### Task brief
The entries are to be output word for word, with the pictures omitted.

BEGIN

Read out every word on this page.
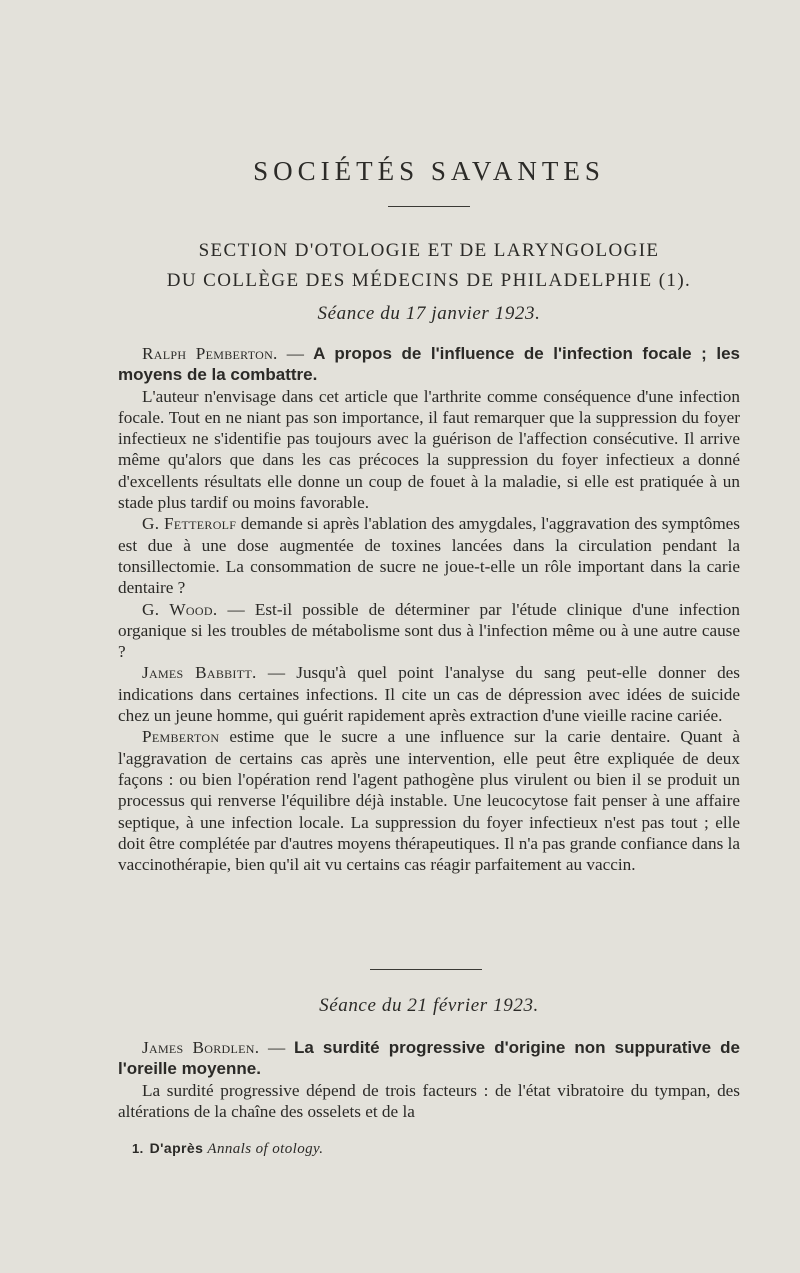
SOCIÉTÉS SAVANTES
SECTION D'OTOLOGIE ET DE LARYNGOLOGIE
DU COLLÈGE DES MÉDECINS DE PHILADELPHIE (1).
Séance du 17 janvier 1923.

Ralph Pemberton. — A propos de l'influence de l'infection focale ; les moyens de la combattre.

L'auteur n'envisage dans cet article que l'arthrite comme conséquence d'une infection focale. Tout en ne niant pas son importance, il faut remarquer que la suppression du foyer infectieux ne s'identifie pas toujours avec la guérison de l'affection consécutive. Il arrive même qu'alors que dans les cas précoces la suppression du foyer infectieux a donné d'excellents résultats elle donne un coup de fouet à la maladie, si elle est pratiquée à un stade plus tardif ou moins favorable.

G. Fetterolf demande si après l'ablation des amygdales, l'aggravation des symptômes est due à une dose augmentée de toxines lancées dans la circulation pendant la tonsillectomie. La consommation de sucre ne joue-t-elle un rôle important dans la carie dentaire ?

G. Wood. — Est-il possible de déterminer par l'étude clinique d'une infection organique si les troubles de métabolisme sont dus à l'infection même ou à une autre cause ?

James Babbitt. — Jusqu'à quel point l'analyse du sang peut-elle donner des indications dans certaines infections. Il cite un cas de dépression avec idées de suicide chez un jeune homme, qui guérit rapidement après extraction d'une vieille racine cariée.

Pemberton estime que le sucre a une influence sur la carie dentaire. Quant à l'aggravation de certains cas après une intervention, elle peut être expliquée de deux façons : ou bien l'opération rend l'agent pathogène plus virulent ou bien il se produit un processus qui renverse l'équilibre déjà instable. Une leucocytose fait penser à une affaire septique, à une infection locale. La suppression du foyer infectieux n'est pas tout ; elle doit être complétée par d'autres moyens thérapeutiques. Il n'a pas grande confiance dans la vaccinothérapie, bien qu'il ait vu certains cas réagir parfaitement au vaccin.

Séance du 21 février 1923.

James Bordlen. — La surdité progressive d'origine non suppurative de l'oreille moyenne.

La surdité progressive dépend de trois facteurs : de l'état vibratoire du tympan, des altérations de la chaîne des osselets et de la

1. D'après Annals of otology.
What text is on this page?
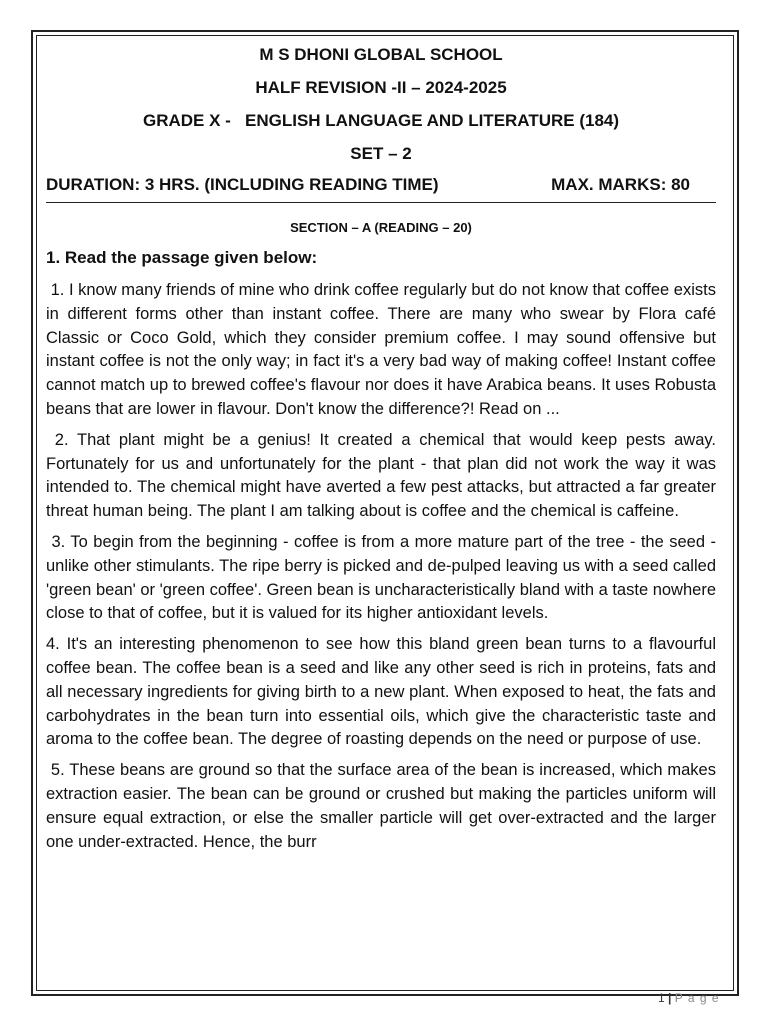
M S DHONI GLOBAL SCHOOL
HALF REVISION -II – 2024-2025
GRADE X -   ENGLISH LANGUAGE AND LITERATURE (184)
SET – 2
DURATION: 3 HRS. (INCLUDING READING TIME)	MAX. MARKS: 80
SECTION – A (READING – 20)
1. Read the passage given below:

1. I know many friends of mine who drink coffee regularly but do not know that coffee exists in different forms other than instant coffee. There are many who swear by Flora café Classic or Coco Gold, which they consider premium coffee. I may sound offensive but instant coffee is not the only way; in fact it's a very bad way of making coffee! Instant coffee cannot match up to brewed coffee's flavour nor does it have Arabica beans. It uses Robusta beans that are lower in flavour. Don't know the difference?! Read on ...

2. That plant might be a genius! It created a chemical that would keep pests away. Fortunately for us and unfortunately for the plant - that plan did not work the way it was intended to. The chemical might have averted a few pest attacks, but attracted a far greater threat human being. The plant I am talking about is coffee and the chemical is caffeine.

3. To begin from the beginning - coffee is from a more mature part of the tree - the seed - unlike other stimulants. The ripe berry is picked and de-pulped leaving us with a seed called 'green bean' or 'green coffee'. Green bean is uncharacteristically bland with a taste nowhere close to that of coffee, but it is valued for its higher antioxidant levels.

4. It's an interesting phenomenon to see how this bland green bean turns to a flavourful coffee bean. The coffee bean is a seed and like any other seed is rich in proteins, fats and all necessary ingredients for giving birth to a new plant. When exposed to heat, the fats and carbohydrates in the bean turn into essential oils, which give the characteristic taste and aroma to the coffee bean. The degree of roasting depends on the need or purpose of use.

5. These beans are ground so that the surface area of the bean is increased, which makes extraction easier. The bean can be ground or crushed but making the particles uniform will ensure equal extraction, or else the smaller particle will get over-extracted and the larger one under-extracted. Hence, the burr

1 | P a g e
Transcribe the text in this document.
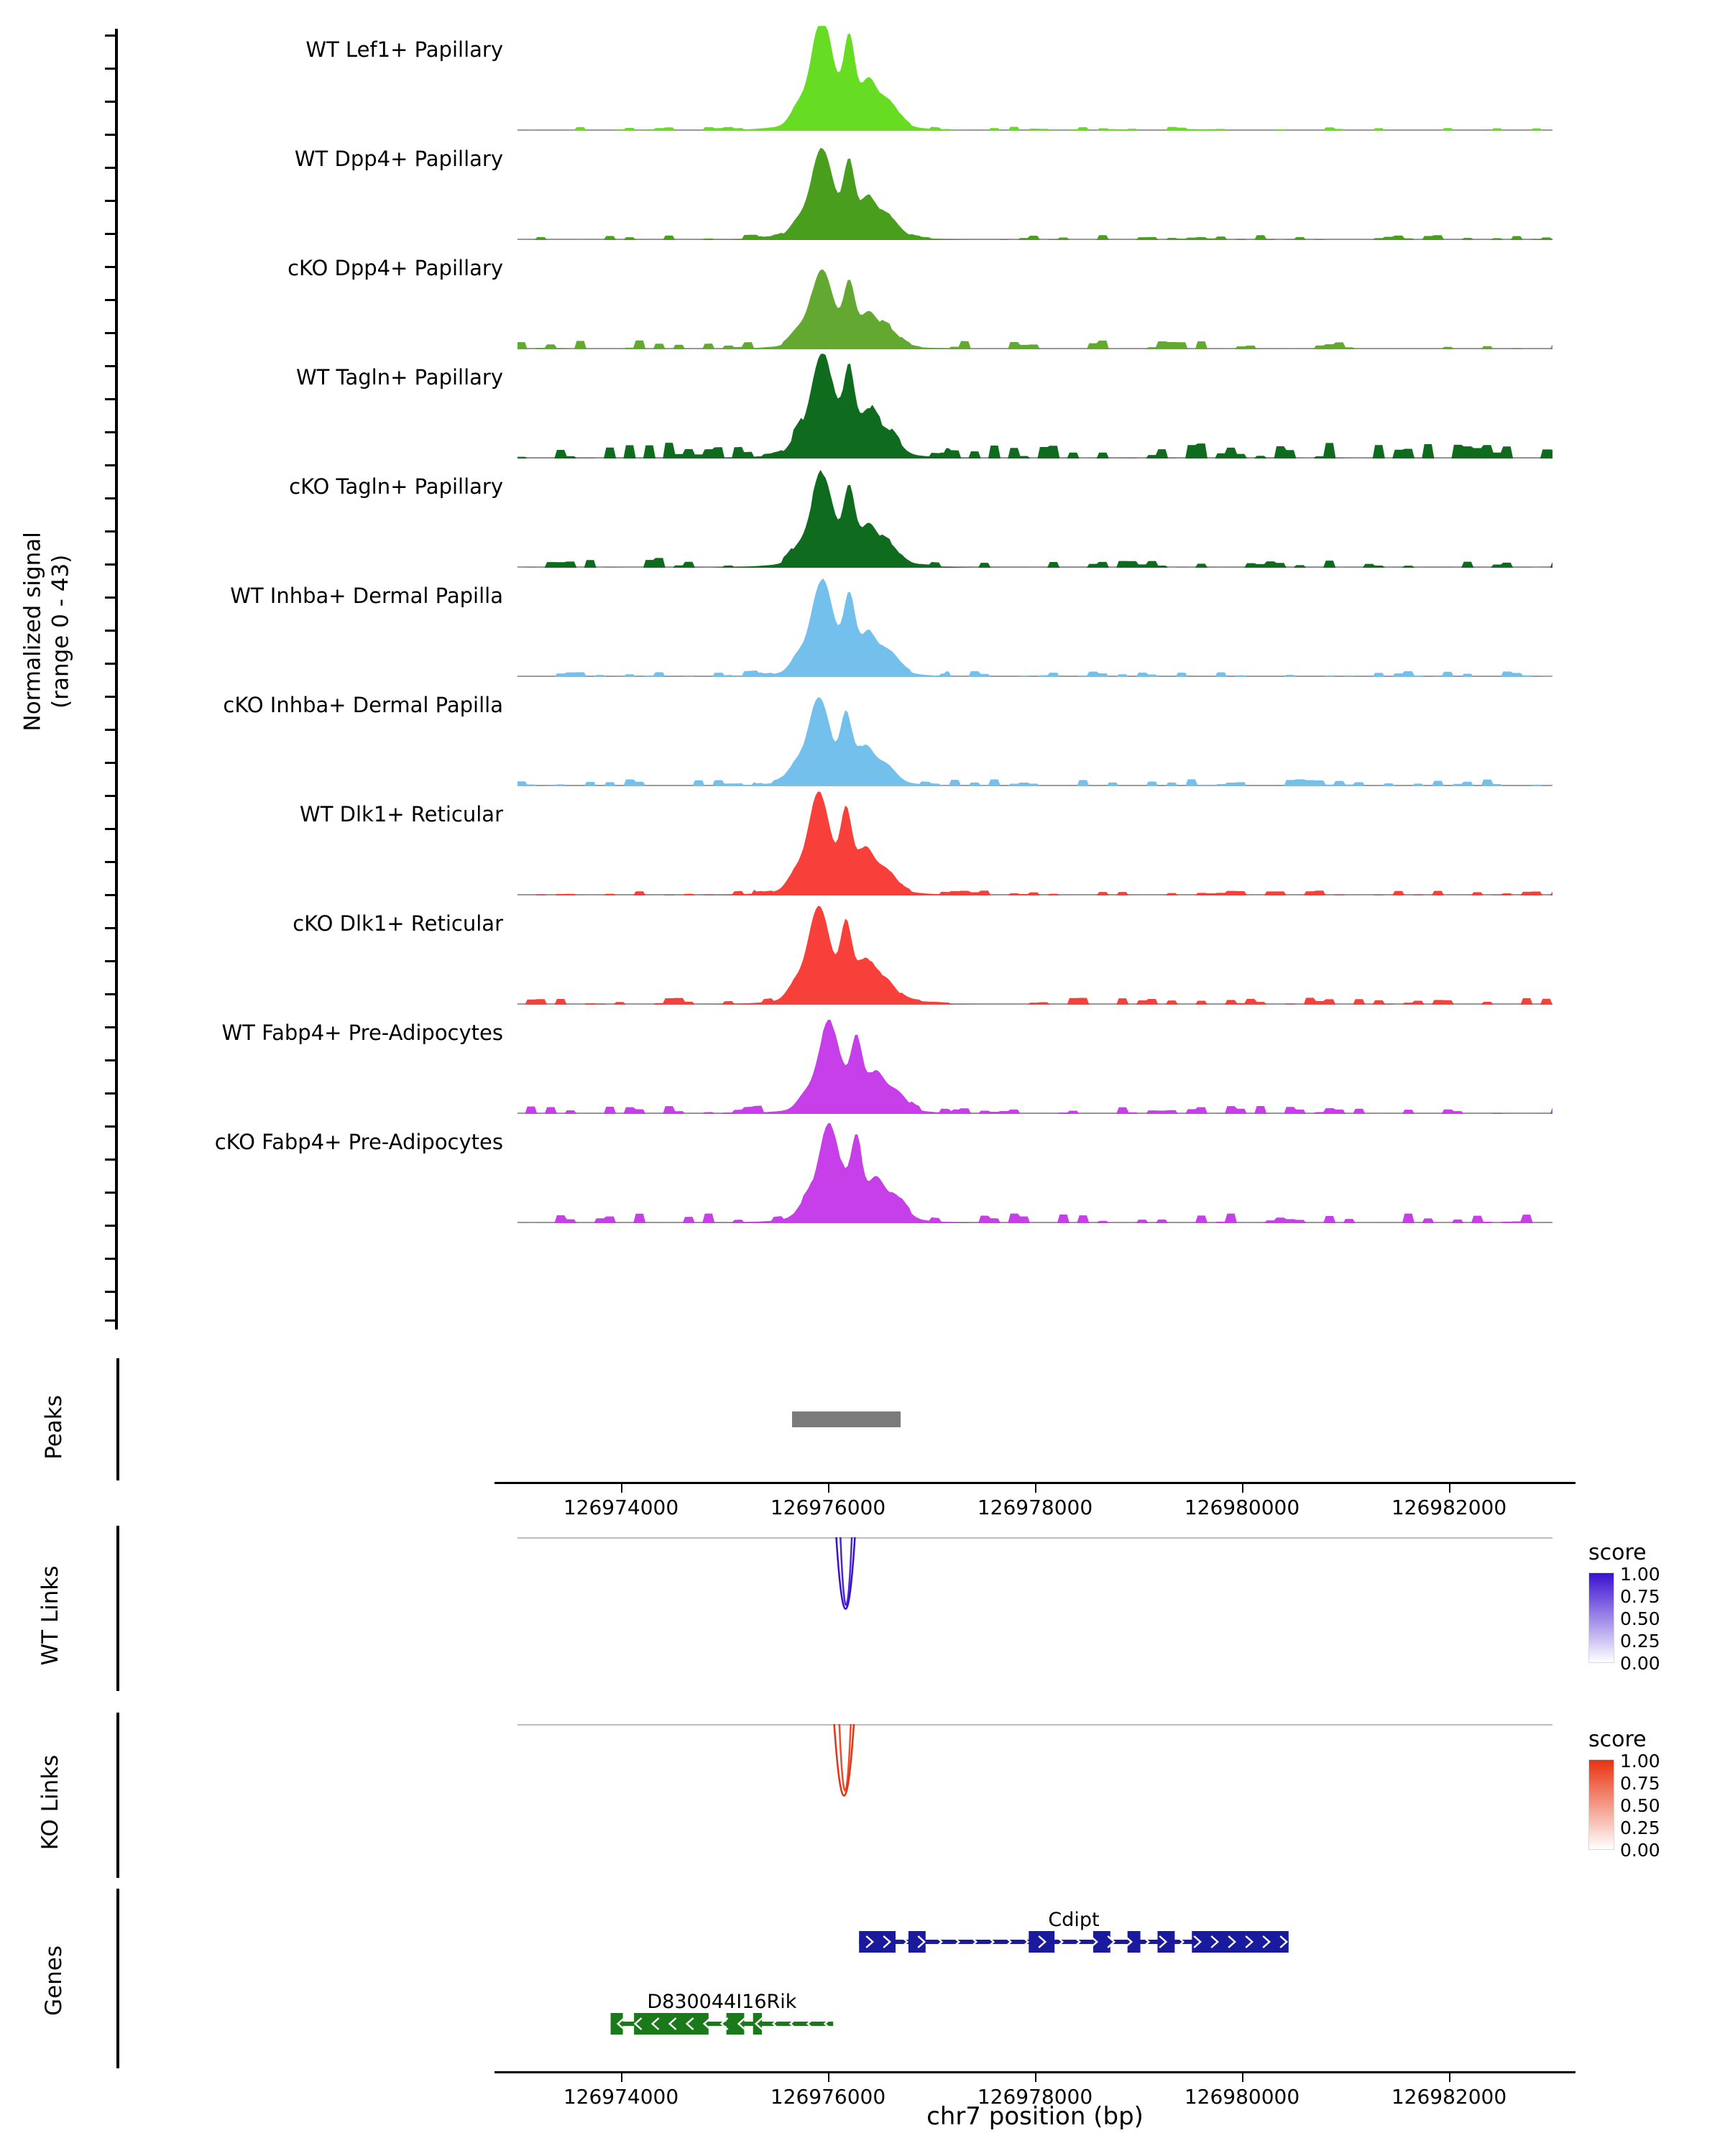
Normalized signal (range 0 - 43)
WT Lef1+ Papillary
WT Dpp4+ Papillary
cKO Dpp4+ Papillary
WT Tagln+ Papillary
cKO Tagln+ Papillary
WT Inhba+ Dermal Papilla
cKO Inhba+ Dermal Papilla
WT Dlk1+ Reticular
cKO Dlk1+ Reticular
WT Fabp4+ Pre-Adipocytes
cKO Fabp4+ Pre-Adipocytes
Peaks
126974000	126976000	126978000	126980000	126982000
WT Links
score
1.00
0.75
0.50
0.25
0.00
KO Links
score
1.00
0.75
0.50
0.25
0.00
Genes
Cdipt
D830044I16Rik
126974000	126976000	126978000	126980000	126982000
chr7 position (bp)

END

### Result for this exercise
Read out every word on this page.
SOCIÉTÉS SAVANTES
SECTION D'OTOLOGIE ET DE LARYNGOLOGIE
DU COLLÈGE DES MÉDECINS DE PHILADELPHIE (1).
Séance du 17 janvier 1923.

Ralph Pemberton. — A propos de l'influence de l'infection focale ; les moyens de la combattre.

L'auteur n'envisage dans cet article que l'arthrite comme conséquence d'une infection focale. Tout en ne niant pas son importance, il faut remarquer que la suppression du foyer infectieux ne s'identifie pas toujours avec la guérison de l'affection consécutive. Il arrive même qu'alors que dans les cas précoces la suppression du foyer infectieux a donné d'excellents résultats elle donne un coup de fouet à la maladie, si elle est pratiquée à un stade plus tardif ou moins favorable.

G. Fetterolf demande si après l'ablation des amygdales, l'aggravation des symptômes est due à une dose augmentée de toxines lancées dans la circulation pendant la tonsillectomie. La consommation de sucre ne joue-t-elle un rôle important dans la carie dentaire ?

G. Wood. — Est-il possible de déterminer par l'étude clinique d'une infection organique si les troubles de métabolisme sont dus à l'infection même ou à une autre cause ?

James Babbitt. — Jusqu'à quel point l'analyse du sang peut-elle donner des indications dans certaines infections. Il cite un cas de dépression avec idées de suicide chez un jeune homme, qui guérit rapidement après extraction d'une vieille racine cariée.

Pemberton estime que le sucre a une influence sur la carie dentaire. Quant à l'aggravation de certains cas après une intervention, elle peut être expliquée de deux façons : ou bien l'opération rend l'agent pathogène plus virulent ou bien il se produit un processus qui renverse l'équilibre déjà instable. Une leucocytose fait penser à une affaire septique, à une infection locale. La suppression du foyer infectieux n'est pas tout ; elle doit être complétée par d'autres moyens thérapeutiques. Il n'a pas grande confiance dans la vaccinothérapie, bien qu'il ait vu certains cas réagir parfaitement au vaccin.

Séance du 21 février 1923.

James Bordlen. — La surdité progressive d'origine non suppurative de l'oreille moyenne.

La surdité progressive dépend de trois facteurs : de l'état vibratoire du tympan, des altérations de la chaîne des osselets et de la

1. D'après Annals of otology.
What text is on this page?
M S DHONI GLOBAL SCHOOL
HALF REVISION -II – 2024-2025
GRADE X -   ENGLISH LANGUAGE AND LITERATURE (184)
SET – 2
DURATION: 3 HRS. (INCLUDING READING TIME)	MAX. MARKS: 80
SECTION – A (READING – 20)
1. Read the passage given below:

1. I know many friends of mine who drink coffee regularly but do not know that coffee exists in different forms other than instant coffee. There are many who swear by Flora café Classic or Coco Gold, which they consider premium coffee. I may sound offensive but instant coffee is not the only way; in fact it's a very bad way of making coffee! Instant coffee cannot match up to brewed coffee's flavour nor does it have Arabica beans. It uses Robusta beans that are lower in flavour. Don't know the difference?! Read on ...

2. That plant might be a genius! It created a chemical that would keep pests away. Fortunately for us and unfortunately for the plant - that plan did not work the way it was intended to. The chemical might have averted a few pest attacks, but attracted a far greater threat human being. The plant I am talking about is coffee and the chemical is caffeine.

3. To begin from the beginning - coffee is from a more mature part of the tree - the seed - unlike other stimulants. The ripe berry is picked and de-pulped leaving us with a seed called 'green bean' or 'green coffee'. Green bean is uncharacteristically bland with a taste nowhere close to that of coffee, but it is valued for its higher antioxidant levels.

4. It's an interesting phenomenon to see how this bland green bean turns to a flavourful coffee bean. The coffee bean is a seed and like any other seed is rich in proteins, fats and all necessary ingredients for giving birth to a new plant. When exposed to heat, the fats and carbohydrates in the bean turn into essential oils, which give the characteristic taste and aroma to the coffee bean. The degree of roasting depends on the need or purpose of use.

5. These beans are ground so that the surface area of the bean is increased, which makes extraction easier. The bean can be ground or crushed but making the particles uniform will ensure equal extraction, or else the smaller particle will get over-extracted and the larger one under-extracted. Hence, the burr

1 | P a g e
Transcribe the text in this document.
Normalized signal (range 0 - 43)
WT Lef1+ Papillary
WT Dpp4+ Papillary
cKO Dpp4+ Papillary
WT Tagln+ Papillary
cKO Tagln+ Papillary
WT Inhba+ Dermal Papilla
cKO Inhba+ Dermal Papilla
WT Dlk1+ Reticular
cKO Dlk1+ Reticular
WT Fabp4+ Pre-Adipocytes
cKO Fabp4+ Pre-Adipocytes
Peaks
126974000	126976000	126978000	126980000	126982000
WT Links
score
1.00
0.75
0.50
0.25
0.00
KO Links
score
1.00
0.75
0.50
0.25
0.00
Genes
Cdipt
D830044I16Rik
126974000	126976000	126978000	126980000	126982000
chr7 position (bp)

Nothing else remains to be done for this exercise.